Check each line for the word "masyarakat" and give how many have it. Say nothing else.

Stored entries:
···
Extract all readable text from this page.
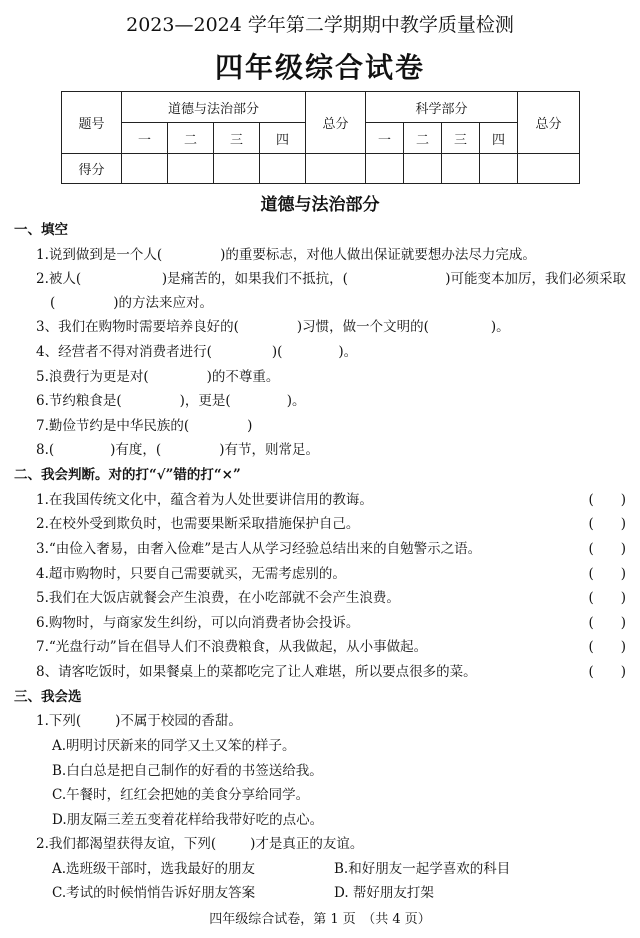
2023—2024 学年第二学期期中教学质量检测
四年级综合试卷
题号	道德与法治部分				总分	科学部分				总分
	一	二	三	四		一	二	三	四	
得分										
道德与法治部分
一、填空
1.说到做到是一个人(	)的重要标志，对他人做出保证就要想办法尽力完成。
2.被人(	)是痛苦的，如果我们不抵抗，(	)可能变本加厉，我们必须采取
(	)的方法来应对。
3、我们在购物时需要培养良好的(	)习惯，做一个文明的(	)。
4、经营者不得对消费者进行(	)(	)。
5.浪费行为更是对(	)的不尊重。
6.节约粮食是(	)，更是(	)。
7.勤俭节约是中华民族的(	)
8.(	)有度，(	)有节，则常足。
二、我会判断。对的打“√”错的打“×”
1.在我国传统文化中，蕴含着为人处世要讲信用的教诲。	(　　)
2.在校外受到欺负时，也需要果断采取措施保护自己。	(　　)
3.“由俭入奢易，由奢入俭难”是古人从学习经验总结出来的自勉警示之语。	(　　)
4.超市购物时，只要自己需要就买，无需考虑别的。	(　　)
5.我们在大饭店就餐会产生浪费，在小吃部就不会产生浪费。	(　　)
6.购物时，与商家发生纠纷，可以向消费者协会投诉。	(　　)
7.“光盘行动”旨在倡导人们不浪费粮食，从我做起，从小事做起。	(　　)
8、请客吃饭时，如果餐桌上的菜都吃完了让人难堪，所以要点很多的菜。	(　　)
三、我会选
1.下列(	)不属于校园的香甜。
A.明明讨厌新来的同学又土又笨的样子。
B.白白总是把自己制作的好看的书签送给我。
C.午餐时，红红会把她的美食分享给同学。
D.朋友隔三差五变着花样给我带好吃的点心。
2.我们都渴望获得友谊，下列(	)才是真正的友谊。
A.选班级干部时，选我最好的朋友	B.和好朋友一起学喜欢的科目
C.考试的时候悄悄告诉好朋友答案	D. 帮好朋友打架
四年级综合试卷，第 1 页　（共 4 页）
···
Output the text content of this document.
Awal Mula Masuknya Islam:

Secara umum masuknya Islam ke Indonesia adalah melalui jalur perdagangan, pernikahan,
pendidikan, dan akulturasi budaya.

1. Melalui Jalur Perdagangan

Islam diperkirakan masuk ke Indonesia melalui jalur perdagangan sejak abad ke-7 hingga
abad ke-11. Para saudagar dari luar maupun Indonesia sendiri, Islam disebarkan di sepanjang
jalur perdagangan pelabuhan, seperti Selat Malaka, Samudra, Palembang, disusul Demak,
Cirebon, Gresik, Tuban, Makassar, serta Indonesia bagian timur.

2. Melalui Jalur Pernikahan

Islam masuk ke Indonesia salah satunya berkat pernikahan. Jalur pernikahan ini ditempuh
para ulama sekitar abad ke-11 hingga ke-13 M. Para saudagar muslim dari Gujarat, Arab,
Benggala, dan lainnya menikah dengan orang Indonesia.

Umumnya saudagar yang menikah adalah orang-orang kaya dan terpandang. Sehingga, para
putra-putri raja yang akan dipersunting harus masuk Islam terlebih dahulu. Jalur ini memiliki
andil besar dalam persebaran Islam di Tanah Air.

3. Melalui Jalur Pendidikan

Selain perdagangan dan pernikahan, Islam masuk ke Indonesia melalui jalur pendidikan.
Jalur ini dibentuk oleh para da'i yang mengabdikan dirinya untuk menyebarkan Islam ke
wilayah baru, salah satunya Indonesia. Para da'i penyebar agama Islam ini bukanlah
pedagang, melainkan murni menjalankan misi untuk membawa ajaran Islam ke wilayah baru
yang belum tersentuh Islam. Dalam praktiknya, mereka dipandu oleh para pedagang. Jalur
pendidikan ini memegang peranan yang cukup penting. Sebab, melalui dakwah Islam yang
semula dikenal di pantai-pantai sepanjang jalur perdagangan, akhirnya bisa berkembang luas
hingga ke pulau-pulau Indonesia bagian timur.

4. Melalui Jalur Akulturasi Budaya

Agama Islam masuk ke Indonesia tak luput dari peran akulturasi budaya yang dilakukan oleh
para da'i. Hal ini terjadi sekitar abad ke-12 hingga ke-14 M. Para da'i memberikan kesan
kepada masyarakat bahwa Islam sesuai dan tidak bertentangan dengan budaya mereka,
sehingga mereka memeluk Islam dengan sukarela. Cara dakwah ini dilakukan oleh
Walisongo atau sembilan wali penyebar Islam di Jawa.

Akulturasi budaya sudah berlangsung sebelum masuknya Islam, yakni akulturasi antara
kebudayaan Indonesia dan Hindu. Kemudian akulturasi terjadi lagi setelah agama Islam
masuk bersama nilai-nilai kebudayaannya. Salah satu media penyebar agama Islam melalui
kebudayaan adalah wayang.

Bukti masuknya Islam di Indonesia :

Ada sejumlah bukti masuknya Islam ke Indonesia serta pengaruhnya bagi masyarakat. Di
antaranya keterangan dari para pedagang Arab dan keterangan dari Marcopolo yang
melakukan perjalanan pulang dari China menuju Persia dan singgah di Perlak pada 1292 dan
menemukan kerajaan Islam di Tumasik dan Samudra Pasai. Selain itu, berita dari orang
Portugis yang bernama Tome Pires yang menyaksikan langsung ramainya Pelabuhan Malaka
···
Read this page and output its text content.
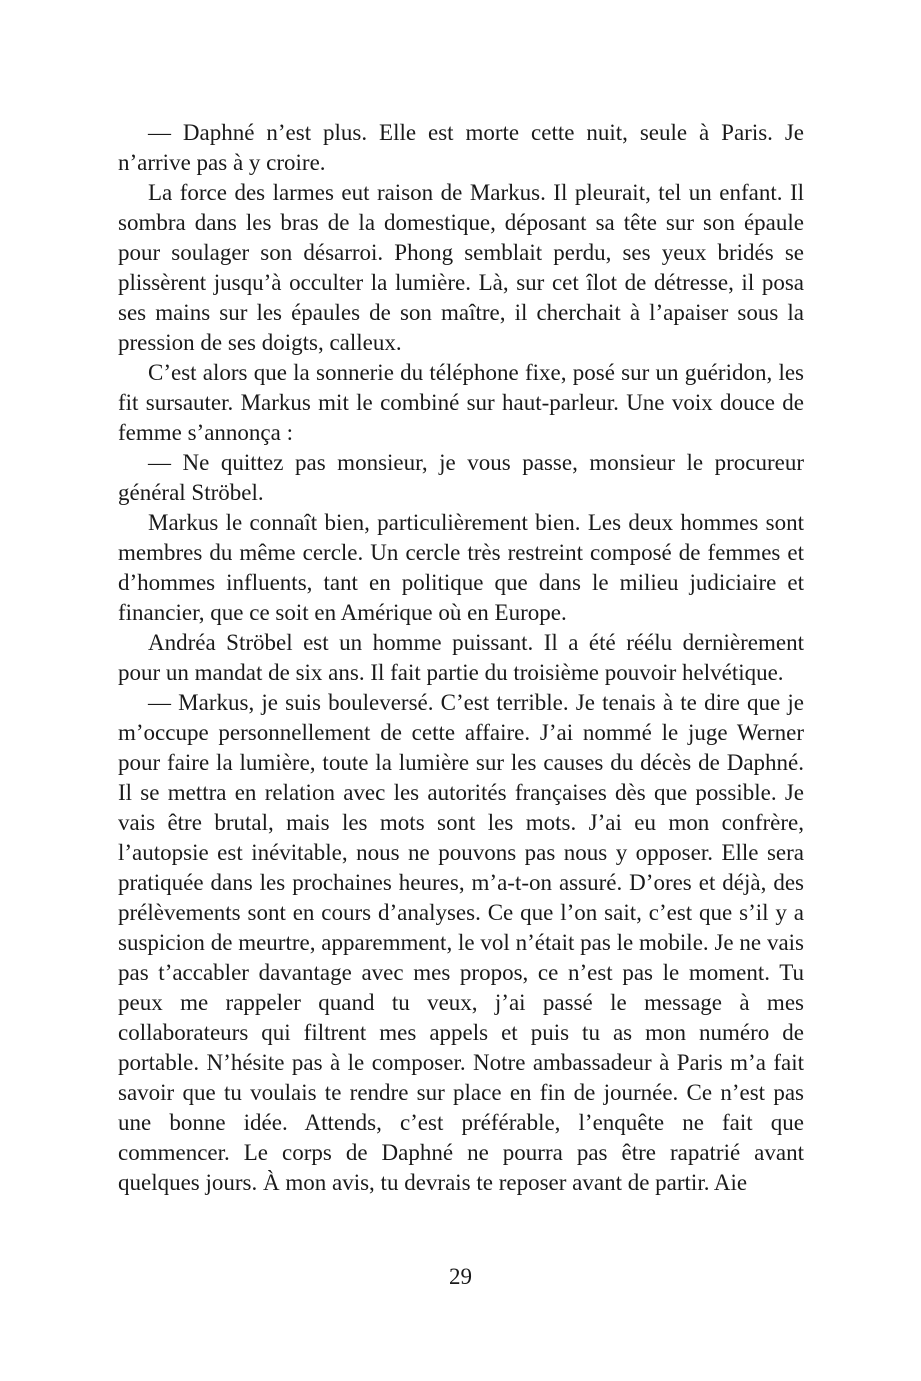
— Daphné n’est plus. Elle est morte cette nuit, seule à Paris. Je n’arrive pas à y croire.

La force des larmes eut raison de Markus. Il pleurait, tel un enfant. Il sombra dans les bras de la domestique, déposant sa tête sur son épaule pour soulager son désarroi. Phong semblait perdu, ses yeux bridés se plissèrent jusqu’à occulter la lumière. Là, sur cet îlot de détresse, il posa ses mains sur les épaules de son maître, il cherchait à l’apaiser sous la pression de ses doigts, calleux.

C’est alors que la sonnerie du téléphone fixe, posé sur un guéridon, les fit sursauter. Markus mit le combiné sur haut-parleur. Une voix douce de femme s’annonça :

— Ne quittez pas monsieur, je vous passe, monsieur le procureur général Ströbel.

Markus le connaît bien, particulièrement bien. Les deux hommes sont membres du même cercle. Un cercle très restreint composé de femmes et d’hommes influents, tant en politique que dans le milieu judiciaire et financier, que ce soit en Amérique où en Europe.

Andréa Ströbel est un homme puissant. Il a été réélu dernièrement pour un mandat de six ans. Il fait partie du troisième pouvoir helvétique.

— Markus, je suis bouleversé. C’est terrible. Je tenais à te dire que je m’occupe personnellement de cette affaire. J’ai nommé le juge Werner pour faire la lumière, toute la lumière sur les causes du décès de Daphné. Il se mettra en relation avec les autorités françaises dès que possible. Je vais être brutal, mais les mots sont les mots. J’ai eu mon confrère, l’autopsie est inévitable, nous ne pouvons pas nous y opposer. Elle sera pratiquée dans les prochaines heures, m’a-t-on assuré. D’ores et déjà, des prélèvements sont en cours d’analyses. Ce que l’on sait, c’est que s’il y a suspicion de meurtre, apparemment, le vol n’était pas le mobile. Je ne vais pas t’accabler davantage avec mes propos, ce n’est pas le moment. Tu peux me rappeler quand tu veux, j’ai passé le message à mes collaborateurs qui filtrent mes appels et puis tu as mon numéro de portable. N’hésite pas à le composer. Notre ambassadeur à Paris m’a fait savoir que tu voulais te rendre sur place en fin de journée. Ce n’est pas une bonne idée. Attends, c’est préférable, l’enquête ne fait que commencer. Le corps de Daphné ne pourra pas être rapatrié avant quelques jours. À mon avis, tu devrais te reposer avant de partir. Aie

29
···
» Correct result
2